* [Problem description]: Reproduce word for word the passage of the binary palindrome text below, starting at the words "If we observe" and stopping after the words "(|) in between. Length is 2*(1)".

* [Quoted text]:

Time complexity of this solution is O(x) where x is resultant number. Note that value of x is generally much larger than n.

Method 2: Constructing the nth palindrome

We can construct the nth binary palindrome in its binary representation directly using the below approach.
If we observe first few binary palindromes

 *         | nth Binary  |
       n   | Palindrome  |     Group
           |             |
--------------------------- Group 0
    1 --->  1 (1)
    

Group 1 (Will have binary representation of length 2*(1)
and 2*(1) + 1)

    Fix the first and last bit as 1 and insert nothing
    (|) in between. Length is 2*(1)
    2 --->  1|1 (3)     

    Fix the first and last bit as 1 and insert bit 0
    in between. Length is 2*(1) + 1
    3 --->  101 (5)    

    Fix the first and last bit as 1 and insert bit 1 
    in between. Length is 2*(1) + 1 
    4 --->  111 (7)

* [Information provided]:
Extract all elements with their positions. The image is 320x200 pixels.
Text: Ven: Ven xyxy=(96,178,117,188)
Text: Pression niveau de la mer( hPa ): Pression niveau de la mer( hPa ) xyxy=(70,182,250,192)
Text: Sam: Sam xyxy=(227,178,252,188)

* [Solution]:
If we observe first few binary palindromes

 *         | nth Binary  |
       n   | Palindrome  |     Group
           |             |
--------------------------- Group 0
    1 --->  1 (1)
    

Group 1 (Will have binary representation of length 2*(1)
and 2*(1) + 1)

    Fix the first and last bit as 1 and insert nothing
    (|) in between. Length is 2*(1)